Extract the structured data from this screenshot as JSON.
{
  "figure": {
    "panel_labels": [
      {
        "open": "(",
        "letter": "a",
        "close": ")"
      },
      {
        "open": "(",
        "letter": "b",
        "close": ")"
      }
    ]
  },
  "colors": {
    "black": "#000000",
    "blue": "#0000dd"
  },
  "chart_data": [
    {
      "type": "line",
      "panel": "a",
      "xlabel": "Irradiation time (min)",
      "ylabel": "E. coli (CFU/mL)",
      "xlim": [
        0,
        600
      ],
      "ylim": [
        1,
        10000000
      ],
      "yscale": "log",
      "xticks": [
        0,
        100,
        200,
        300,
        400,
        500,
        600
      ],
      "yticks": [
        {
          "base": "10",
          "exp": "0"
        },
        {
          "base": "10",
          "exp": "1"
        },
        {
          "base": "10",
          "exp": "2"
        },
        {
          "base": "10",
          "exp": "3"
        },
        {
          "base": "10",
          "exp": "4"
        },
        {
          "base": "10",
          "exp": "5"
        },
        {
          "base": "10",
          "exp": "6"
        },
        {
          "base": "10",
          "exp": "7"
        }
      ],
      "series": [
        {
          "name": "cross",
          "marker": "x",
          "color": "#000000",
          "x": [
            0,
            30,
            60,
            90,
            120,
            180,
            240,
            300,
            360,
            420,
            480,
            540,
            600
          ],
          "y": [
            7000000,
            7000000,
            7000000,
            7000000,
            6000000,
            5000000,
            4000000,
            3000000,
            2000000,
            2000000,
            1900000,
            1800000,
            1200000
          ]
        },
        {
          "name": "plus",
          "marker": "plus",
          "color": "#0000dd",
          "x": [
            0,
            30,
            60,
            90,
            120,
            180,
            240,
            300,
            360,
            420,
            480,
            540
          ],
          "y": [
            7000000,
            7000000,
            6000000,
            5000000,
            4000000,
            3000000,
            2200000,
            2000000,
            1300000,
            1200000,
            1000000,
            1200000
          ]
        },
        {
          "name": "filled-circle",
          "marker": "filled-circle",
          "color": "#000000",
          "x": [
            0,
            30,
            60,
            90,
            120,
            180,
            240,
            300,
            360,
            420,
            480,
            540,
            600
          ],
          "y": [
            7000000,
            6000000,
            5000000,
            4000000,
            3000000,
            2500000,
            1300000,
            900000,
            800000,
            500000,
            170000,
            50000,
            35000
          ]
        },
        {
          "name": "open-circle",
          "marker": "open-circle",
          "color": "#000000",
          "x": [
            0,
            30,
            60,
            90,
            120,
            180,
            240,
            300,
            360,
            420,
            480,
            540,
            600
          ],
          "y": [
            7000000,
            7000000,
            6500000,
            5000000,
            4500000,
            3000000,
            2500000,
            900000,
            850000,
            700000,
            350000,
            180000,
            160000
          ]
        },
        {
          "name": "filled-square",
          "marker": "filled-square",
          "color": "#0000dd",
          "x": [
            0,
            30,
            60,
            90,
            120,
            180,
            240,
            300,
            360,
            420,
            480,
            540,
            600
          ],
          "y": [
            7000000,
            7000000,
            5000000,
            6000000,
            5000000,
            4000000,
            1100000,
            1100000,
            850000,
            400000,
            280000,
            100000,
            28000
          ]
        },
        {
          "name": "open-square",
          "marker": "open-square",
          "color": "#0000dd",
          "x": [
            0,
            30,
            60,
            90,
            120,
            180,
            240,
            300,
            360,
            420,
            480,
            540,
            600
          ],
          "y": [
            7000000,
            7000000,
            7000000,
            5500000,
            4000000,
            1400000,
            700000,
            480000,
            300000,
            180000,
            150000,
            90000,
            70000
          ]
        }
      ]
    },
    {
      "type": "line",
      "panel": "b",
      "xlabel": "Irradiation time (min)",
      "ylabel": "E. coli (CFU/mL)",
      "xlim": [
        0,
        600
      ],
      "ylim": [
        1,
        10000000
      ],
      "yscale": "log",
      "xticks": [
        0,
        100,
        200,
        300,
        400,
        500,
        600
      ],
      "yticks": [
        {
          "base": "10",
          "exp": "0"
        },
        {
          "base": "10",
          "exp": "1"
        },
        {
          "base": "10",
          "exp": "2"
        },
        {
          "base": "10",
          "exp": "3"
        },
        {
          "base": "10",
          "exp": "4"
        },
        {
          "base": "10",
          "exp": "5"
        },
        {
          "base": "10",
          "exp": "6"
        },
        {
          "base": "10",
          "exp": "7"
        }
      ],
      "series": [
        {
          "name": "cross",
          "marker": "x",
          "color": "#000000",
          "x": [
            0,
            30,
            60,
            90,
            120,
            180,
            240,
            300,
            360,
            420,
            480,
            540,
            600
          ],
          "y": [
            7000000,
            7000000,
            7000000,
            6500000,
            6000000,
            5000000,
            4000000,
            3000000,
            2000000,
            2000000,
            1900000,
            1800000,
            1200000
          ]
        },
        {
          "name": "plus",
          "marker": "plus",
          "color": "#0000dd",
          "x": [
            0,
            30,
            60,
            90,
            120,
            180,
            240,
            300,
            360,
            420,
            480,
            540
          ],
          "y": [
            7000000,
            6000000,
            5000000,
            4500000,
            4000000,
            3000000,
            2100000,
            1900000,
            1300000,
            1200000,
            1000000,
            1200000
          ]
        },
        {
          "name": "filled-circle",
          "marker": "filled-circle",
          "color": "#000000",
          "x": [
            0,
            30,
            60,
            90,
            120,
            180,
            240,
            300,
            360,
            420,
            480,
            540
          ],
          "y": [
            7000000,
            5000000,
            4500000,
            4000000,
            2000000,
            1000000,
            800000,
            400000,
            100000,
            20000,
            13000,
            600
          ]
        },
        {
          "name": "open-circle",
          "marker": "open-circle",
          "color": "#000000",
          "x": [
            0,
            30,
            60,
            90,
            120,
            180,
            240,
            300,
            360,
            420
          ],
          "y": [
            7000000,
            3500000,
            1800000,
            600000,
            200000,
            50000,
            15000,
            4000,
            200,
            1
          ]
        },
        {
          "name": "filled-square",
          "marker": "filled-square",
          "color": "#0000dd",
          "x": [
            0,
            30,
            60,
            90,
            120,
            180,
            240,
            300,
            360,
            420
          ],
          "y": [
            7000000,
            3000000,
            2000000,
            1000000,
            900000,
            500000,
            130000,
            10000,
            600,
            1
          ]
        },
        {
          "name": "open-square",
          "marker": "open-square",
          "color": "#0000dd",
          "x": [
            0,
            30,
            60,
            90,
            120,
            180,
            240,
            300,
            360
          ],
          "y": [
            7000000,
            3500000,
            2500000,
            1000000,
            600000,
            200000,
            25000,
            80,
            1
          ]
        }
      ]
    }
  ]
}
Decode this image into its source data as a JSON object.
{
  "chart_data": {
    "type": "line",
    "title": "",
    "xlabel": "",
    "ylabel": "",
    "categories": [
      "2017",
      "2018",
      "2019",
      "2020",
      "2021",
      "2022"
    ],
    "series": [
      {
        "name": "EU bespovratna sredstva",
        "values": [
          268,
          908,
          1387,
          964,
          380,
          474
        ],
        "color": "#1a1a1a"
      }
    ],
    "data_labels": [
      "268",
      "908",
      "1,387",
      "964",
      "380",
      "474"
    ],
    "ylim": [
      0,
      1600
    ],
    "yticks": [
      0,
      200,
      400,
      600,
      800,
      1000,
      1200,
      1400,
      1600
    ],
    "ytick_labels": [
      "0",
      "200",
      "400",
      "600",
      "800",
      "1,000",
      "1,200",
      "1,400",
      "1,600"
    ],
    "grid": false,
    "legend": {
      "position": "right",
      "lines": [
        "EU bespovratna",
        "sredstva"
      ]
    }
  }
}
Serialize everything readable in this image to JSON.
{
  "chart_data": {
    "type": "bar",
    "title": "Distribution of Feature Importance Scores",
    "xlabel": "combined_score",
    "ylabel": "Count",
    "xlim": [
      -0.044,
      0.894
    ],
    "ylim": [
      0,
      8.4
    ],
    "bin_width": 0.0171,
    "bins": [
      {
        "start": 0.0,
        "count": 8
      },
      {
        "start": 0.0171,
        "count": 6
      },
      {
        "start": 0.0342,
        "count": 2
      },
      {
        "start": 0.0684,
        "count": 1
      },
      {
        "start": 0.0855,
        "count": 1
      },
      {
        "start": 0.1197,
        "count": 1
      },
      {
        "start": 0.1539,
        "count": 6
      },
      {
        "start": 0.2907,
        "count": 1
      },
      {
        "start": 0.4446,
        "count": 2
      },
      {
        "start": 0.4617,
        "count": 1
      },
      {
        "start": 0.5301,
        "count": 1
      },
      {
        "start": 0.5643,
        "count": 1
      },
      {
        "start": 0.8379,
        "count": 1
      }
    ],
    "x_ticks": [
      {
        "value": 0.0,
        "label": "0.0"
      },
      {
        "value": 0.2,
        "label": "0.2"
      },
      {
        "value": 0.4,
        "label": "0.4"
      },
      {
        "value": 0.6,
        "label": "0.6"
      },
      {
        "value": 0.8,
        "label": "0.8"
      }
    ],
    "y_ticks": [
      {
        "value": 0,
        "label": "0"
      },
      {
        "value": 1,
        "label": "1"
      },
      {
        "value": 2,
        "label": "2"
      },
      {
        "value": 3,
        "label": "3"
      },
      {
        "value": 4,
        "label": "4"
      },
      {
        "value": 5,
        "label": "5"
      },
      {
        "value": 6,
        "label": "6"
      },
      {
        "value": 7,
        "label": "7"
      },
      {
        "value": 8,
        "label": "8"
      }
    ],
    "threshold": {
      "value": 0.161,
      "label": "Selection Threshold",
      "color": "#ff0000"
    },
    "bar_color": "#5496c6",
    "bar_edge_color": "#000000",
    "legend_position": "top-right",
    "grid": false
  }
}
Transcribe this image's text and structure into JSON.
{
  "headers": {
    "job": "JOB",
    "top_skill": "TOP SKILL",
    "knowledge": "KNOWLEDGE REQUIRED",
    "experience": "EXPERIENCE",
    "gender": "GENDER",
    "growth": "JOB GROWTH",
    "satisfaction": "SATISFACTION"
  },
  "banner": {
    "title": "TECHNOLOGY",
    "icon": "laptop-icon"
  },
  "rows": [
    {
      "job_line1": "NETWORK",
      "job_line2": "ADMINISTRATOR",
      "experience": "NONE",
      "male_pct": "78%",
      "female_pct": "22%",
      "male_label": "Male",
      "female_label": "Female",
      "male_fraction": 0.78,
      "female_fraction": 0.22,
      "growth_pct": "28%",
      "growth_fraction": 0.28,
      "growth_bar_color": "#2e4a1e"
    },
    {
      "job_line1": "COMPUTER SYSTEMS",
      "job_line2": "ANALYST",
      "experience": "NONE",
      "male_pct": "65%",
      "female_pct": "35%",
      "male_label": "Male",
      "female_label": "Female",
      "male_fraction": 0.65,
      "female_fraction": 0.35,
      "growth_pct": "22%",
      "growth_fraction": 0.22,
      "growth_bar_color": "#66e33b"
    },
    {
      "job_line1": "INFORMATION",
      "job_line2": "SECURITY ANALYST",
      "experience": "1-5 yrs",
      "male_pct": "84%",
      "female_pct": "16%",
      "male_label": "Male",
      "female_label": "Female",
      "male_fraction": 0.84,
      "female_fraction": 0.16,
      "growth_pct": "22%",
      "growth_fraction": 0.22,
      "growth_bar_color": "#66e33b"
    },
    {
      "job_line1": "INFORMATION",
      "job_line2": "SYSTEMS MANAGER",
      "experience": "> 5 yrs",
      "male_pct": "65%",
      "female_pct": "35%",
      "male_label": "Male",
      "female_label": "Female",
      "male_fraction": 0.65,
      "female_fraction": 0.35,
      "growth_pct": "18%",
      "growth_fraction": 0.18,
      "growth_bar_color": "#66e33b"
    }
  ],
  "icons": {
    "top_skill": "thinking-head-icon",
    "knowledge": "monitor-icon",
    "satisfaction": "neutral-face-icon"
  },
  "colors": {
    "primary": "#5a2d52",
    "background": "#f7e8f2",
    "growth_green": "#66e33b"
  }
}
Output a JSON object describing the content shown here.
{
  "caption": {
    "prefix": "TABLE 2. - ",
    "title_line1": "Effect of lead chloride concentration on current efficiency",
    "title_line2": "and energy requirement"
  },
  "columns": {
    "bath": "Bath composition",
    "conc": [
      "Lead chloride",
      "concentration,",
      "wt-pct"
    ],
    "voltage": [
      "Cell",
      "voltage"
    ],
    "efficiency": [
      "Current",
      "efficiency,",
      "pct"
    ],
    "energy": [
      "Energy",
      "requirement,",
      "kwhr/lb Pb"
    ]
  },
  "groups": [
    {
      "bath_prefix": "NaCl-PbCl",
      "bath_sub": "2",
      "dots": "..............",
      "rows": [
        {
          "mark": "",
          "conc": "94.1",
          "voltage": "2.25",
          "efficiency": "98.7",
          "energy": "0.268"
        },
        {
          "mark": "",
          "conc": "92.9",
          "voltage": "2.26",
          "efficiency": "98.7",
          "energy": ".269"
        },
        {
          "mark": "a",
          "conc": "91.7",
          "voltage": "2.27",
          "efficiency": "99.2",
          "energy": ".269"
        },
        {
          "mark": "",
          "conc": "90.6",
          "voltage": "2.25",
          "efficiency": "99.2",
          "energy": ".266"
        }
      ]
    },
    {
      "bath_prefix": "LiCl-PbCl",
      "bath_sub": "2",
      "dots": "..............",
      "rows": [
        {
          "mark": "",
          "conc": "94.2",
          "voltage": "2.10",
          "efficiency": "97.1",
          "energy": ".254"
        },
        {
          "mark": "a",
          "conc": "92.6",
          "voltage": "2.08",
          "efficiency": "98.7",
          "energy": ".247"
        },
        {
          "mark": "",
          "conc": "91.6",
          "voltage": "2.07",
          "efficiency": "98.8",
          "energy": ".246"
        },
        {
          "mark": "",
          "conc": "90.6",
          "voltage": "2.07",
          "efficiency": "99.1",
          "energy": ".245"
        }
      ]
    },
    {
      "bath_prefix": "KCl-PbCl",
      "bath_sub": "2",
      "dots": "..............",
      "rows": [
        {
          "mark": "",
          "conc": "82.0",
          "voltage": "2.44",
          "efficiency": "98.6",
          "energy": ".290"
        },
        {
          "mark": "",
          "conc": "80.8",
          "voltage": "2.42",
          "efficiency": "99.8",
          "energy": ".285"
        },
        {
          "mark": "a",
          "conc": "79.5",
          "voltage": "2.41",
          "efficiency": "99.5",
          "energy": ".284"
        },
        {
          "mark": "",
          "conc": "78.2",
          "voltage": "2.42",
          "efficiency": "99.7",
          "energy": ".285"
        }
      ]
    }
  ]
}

________________________________________

● DO THIS
Reply with nothing except the number of lines in the listing above that include "into".

● ANSWER IN FULL
2